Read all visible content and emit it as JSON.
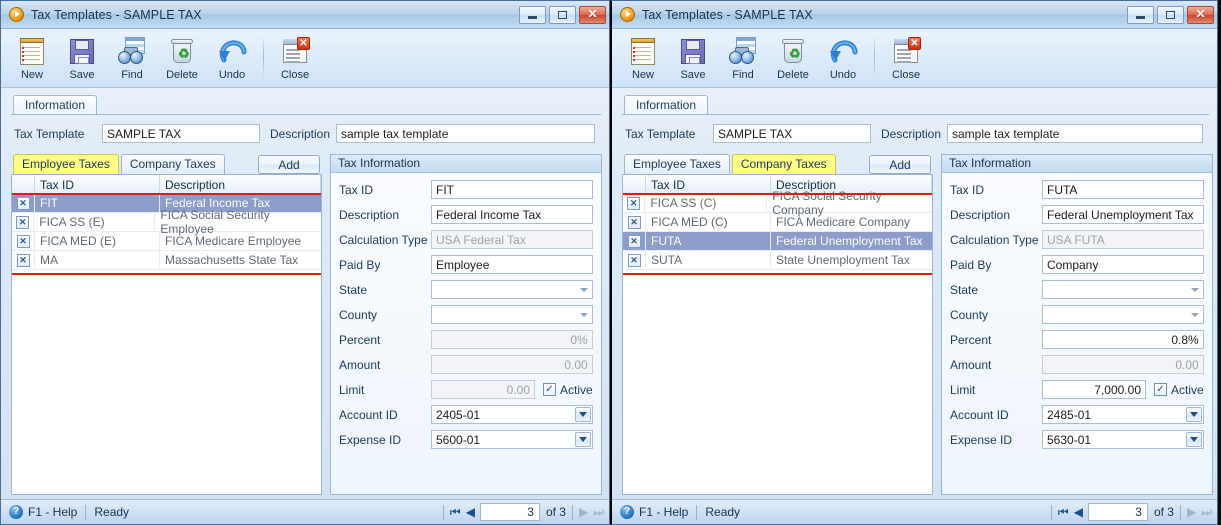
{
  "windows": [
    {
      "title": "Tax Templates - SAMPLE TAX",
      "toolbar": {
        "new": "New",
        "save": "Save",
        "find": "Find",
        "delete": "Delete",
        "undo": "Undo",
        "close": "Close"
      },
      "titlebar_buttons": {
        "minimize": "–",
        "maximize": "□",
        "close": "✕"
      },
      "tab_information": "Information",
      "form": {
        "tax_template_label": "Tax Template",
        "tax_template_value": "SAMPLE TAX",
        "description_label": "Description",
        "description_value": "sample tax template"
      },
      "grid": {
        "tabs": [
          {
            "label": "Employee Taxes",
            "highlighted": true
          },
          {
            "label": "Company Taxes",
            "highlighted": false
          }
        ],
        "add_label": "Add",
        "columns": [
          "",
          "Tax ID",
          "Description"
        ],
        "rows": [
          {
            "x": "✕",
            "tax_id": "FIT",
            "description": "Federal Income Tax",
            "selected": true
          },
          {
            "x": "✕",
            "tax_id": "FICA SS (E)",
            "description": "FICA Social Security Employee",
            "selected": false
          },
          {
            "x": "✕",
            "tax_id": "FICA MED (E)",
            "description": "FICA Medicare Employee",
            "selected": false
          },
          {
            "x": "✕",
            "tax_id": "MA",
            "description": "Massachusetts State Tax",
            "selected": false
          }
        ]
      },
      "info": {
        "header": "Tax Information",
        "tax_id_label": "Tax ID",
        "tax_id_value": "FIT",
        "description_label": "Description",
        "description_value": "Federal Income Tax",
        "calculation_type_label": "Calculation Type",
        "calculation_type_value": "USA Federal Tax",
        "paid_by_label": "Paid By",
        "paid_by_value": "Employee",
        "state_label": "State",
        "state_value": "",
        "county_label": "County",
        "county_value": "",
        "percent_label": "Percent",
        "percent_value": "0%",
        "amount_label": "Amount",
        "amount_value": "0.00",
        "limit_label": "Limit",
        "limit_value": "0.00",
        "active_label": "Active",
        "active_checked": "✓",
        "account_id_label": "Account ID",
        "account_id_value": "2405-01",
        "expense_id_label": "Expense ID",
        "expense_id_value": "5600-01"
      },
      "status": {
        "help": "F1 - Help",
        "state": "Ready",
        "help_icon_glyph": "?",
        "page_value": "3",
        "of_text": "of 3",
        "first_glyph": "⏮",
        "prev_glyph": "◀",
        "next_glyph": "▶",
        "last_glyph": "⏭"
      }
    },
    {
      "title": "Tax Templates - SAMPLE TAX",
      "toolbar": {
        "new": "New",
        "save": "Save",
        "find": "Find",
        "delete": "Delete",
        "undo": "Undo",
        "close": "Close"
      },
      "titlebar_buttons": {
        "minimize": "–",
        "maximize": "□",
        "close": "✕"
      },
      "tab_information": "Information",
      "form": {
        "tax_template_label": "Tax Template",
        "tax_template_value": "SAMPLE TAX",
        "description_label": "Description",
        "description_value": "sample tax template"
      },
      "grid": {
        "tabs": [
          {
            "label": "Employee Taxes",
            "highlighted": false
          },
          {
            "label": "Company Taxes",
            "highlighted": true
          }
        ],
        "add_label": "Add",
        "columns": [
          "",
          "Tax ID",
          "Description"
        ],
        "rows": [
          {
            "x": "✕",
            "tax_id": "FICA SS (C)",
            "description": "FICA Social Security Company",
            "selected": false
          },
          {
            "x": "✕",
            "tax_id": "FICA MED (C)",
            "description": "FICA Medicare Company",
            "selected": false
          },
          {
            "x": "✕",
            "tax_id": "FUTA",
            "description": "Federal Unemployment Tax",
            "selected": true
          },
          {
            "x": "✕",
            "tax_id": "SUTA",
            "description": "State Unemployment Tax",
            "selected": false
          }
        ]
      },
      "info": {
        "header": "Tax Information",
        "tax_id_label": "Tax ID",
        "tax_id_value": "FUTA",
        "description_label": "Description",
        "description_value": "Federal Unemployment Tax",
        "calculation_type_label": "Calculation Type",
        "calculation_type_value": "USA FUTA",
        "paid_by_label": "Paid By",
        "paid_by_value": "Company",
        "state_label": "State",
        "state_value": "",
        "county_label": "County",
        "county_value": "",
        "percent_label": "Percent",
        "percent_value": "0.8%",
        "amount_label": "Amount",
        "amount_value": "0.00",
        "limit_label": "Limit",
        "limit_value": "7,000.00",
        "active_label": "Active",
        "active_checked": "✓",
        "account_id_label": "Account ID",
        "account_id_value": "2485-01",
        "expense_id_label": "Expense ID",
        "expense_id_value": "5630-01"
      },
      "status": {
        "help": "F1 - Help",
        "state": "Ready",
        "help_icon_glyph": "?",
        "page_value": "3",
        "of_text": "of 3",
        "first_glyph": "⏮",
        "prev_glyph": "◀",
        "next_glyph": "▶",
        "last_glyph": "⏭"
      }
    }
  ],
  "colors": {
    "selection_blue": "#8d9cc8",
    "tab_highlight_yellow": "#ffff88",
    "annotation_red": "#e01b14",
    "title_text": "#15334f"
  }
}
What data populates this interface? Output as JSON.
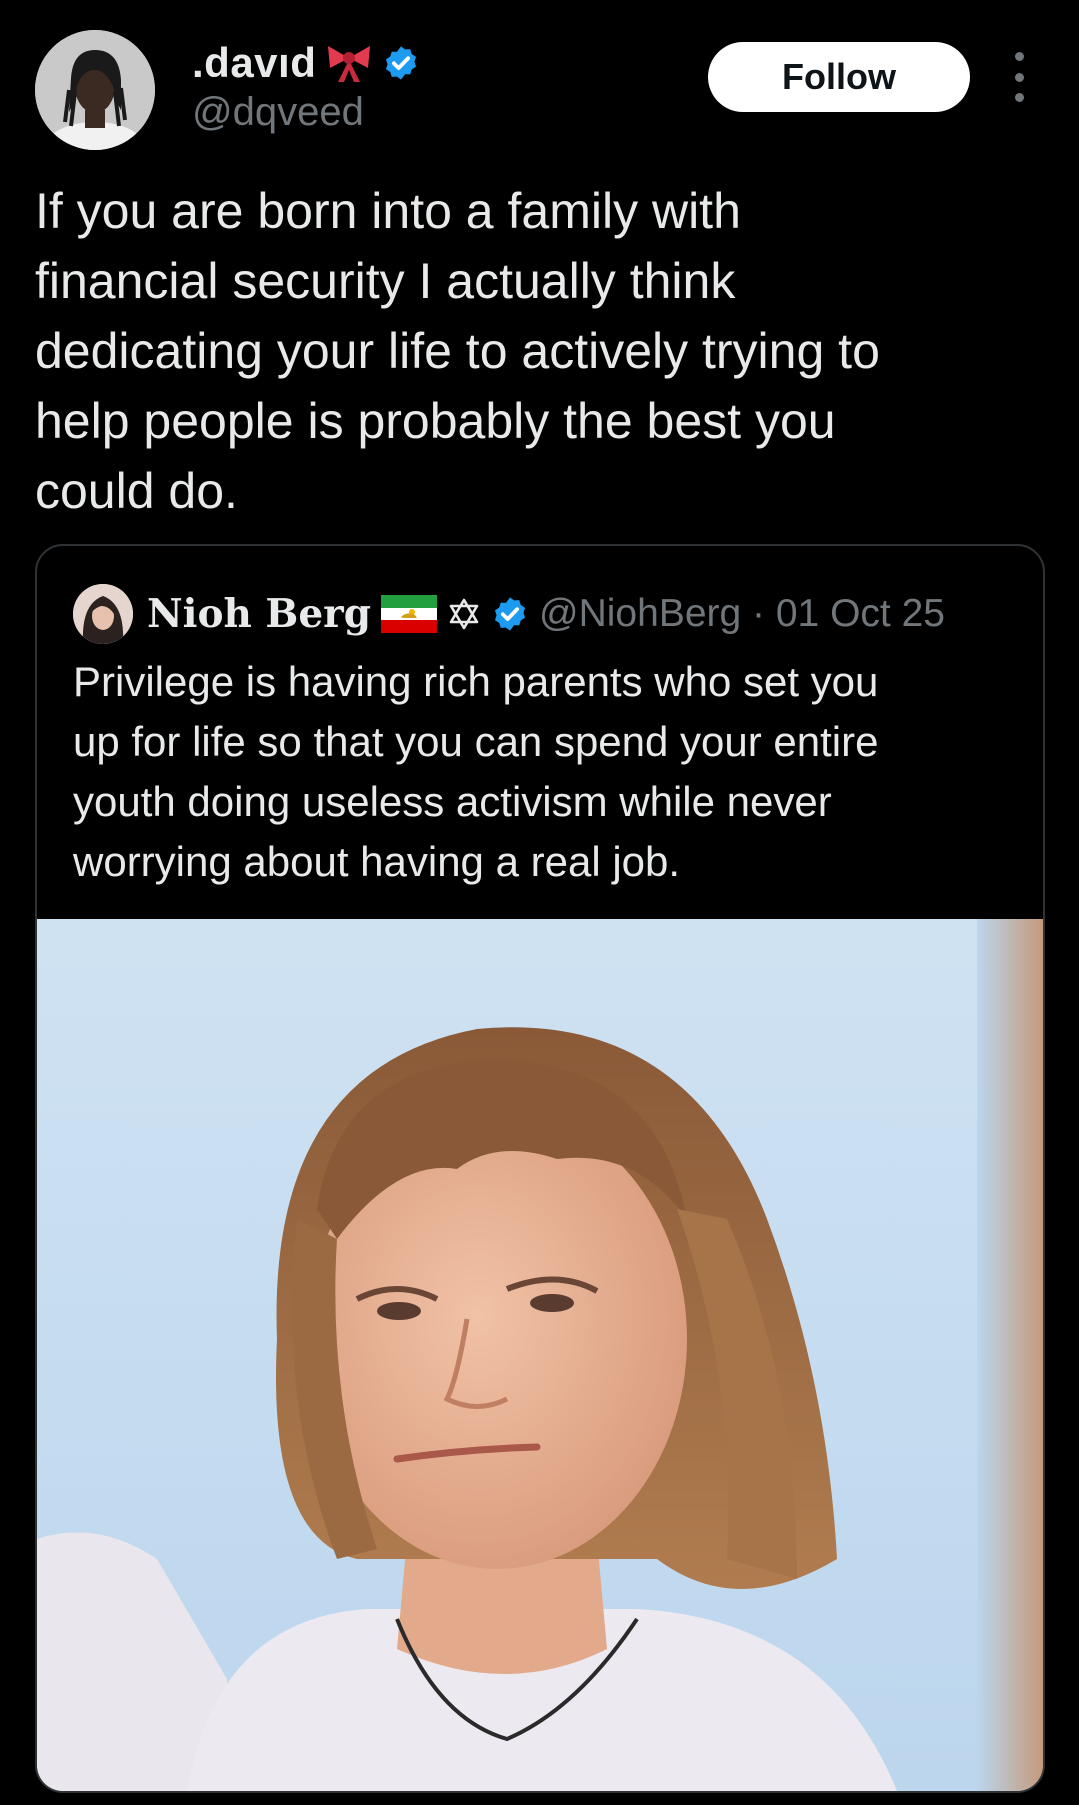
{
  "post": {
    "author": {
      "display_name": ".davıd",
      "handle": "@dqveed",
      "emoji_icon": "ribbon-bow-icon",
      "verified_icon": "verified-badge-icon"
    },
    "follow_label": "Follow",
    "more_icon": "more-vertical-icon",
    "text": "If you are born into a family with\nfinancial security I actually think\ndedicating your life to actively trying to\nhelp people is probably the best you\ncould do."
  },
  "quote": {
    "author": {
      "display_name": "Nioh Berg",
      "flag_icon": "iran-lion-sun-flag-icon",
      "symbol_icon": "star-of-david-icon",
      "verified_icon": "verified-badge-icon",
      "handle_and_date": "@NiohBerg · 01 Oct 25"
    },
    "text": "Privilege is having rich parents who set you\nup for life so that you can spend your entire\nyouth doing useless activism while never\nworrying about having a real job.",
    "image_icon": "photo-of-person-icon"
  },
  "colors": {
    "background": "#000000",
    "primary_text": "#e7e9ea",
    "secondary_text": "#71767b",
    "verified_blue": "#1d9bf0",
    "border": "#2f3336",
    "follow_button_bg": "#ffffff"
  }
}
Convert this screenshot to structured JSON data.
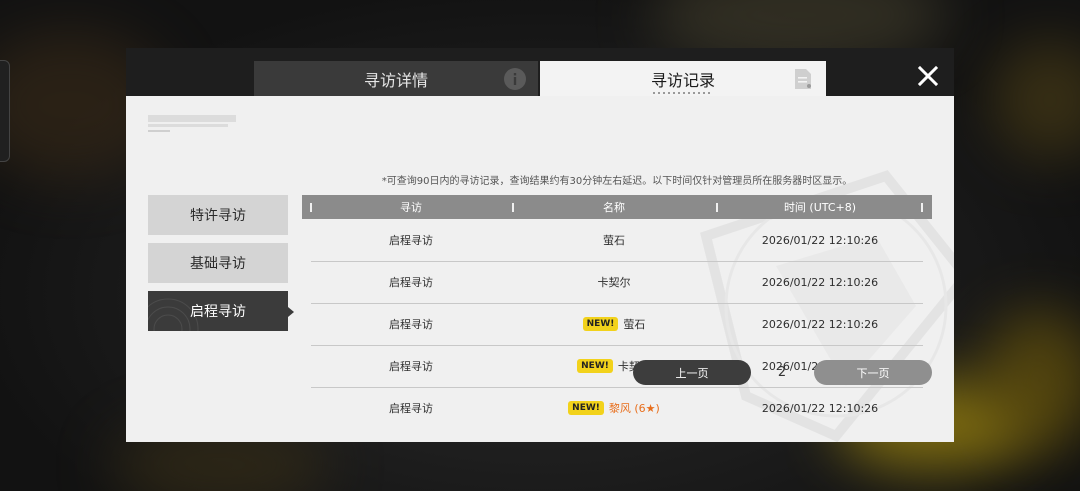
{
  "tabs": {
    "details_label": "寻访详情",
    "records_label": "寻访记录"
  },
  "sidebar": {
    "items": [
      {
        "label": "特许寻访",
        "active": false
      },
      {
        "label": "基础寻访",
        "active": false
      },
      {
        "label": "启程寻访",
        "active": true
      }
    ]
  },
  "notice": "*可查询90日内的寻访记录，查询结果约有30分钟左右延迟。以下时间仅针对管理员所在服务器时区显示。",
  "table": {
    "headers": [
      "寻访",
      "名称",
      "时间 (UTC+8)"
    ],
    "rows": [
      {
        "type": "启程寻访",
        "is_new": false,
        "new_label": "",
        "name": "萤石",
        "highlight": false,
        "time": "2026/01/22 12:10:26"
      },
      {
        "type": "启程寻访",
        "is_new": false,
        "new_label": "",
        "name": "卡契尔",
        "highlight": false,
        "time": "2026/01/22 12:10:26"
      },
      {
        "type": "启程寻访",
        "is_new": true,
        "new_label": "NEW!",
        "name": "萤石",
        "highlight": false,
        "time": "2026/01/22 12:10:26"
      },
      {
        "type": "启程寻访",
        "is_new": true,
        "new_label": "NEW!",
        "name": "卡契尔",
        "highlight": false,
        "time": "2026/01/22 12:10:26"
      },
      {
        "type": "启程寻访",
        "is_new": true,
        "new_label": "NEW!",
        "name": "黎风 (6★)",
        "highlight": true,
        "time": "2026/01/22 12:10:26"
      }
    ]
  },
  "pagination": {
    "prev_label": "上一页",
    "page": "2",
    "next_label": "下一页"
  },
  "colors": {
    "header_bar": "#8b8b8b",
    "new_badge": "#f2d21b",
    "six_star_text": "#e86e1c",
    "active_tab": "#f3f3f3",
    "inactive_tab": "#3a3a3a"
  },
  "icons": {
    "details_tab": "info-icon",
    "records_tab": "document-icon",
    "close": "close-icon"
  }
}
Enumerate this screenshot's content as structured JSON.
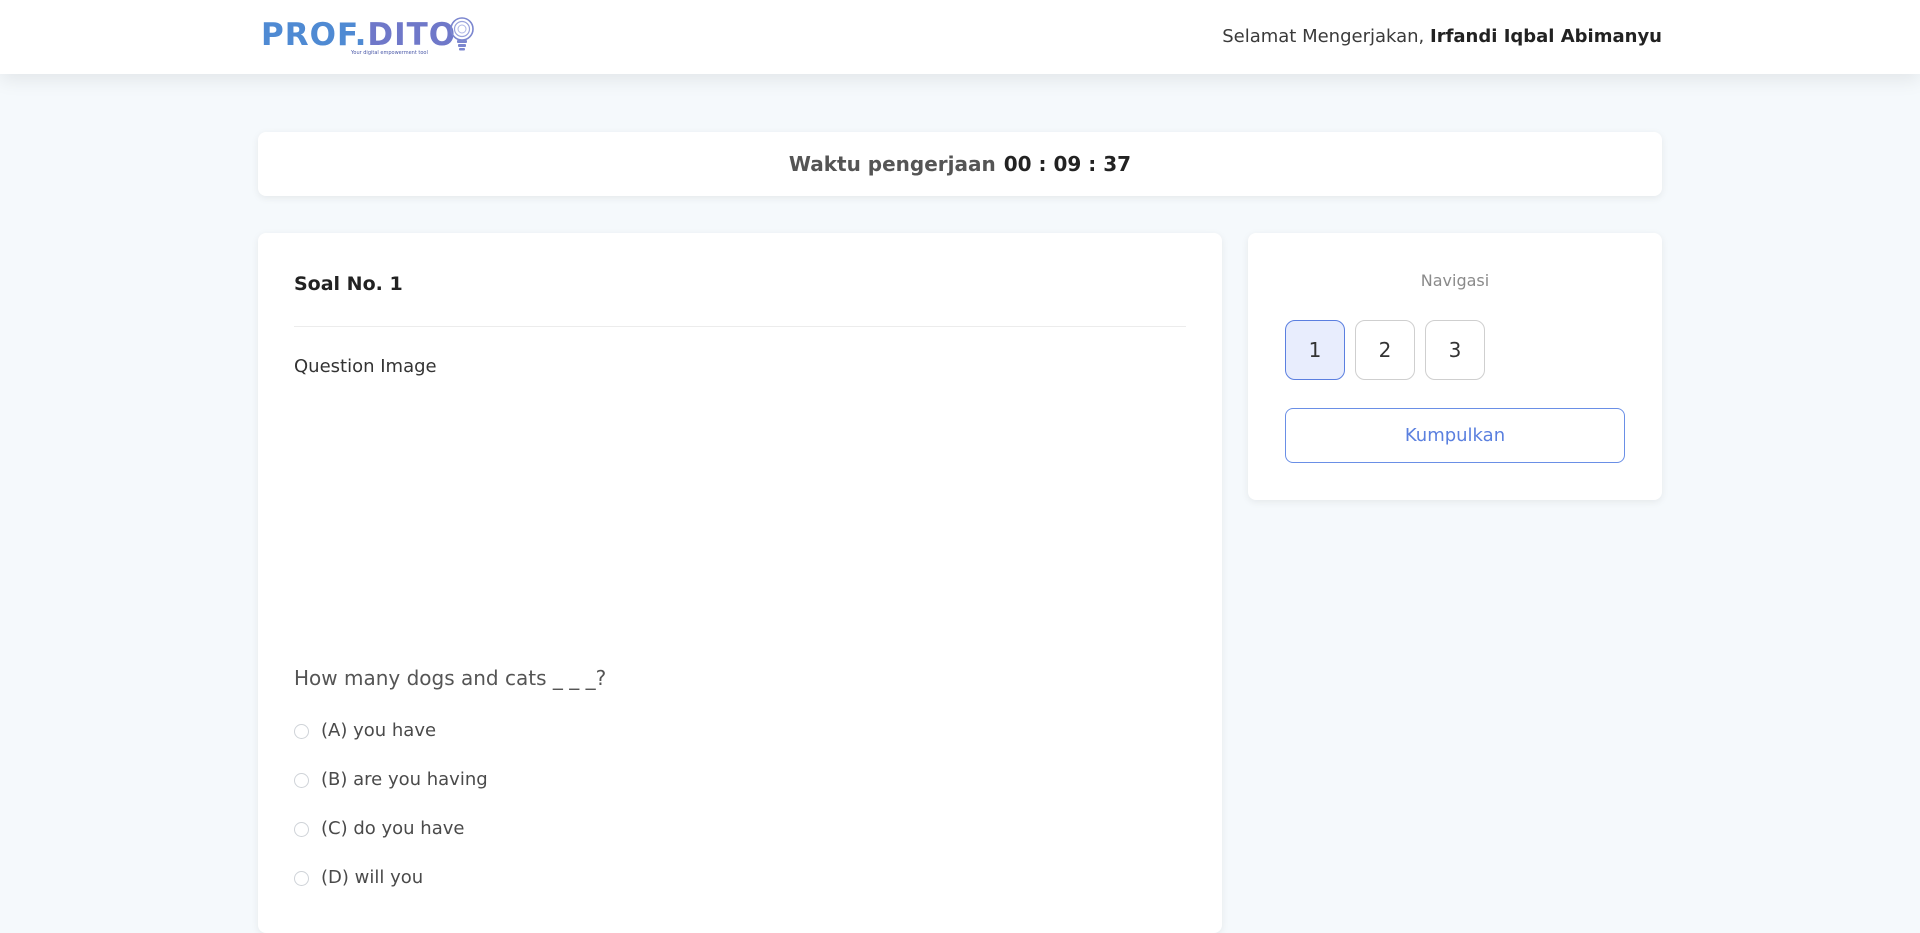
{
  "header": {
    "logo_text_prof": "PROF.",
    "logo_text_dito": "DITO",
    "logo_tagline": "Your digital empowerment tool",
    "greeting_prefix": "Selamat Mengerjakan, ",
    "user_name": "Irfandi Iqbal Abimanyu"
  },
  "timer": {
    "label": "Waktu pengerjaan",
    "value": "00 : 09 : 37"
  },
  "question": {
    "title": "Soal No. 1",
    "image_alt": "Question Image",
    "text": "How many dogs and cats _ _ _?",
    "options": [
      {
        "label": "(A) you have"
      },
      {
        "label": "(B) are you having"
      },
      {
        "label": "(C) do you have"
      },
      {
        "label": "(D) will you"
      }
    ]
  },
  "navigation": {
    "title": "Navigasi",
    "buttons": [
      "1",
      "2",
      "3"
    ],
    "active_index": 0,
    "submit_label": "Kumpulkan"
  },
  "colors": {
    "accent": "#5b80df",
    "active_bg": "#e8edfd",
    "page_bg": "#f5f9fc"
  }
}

_Instructions for the task:_ Set down exactly, from the line that contains "Enumerate this screenshot's" through the last line of the data, each line as it stands, and leave the pictures out.

_Output below:_
Enumerate this screenshot's content as structured JSON.
{
  "header": {
    "logo_text_prof": "PROF.",
    "logo_text_dito": "DITO",
    "logo_tagline": "Your digital empowerment tool",
    "greeting_prefix": "Selamat Mengerjakan, ",
    "user_name": "Irfandi Iqbal Abimanyu"
  },
  "timer": {
    "label": "Waktu pengerjaan",
    "value": "00 : 09 : 37"
  },
  "question": {
    "title": "Soal No. 1",
    "image_alt": "Question Image",
    "text": "How many dogs and cats _ _ _?",
    "options": [
      {
        "label": "(A) you have"
      },
      {
        "label": "(B) are you having"
      },
      {
        "label": "(C) do you have"
      },
      {
        "label": "(D) will you"
      }
    ]
  },
  "navigation": {
    "title": "Navigasi",
    "buttons": [
      "1",
      "2",
      "3"
    ],
    "active_index": 0,
    "submit_label": "Kumpulkan"
  },
  "colors": {
    "accent": "#5b80df",
    "active_bg": "#e8edfd",
    "page_bg": "#f5f9fc"
  }
}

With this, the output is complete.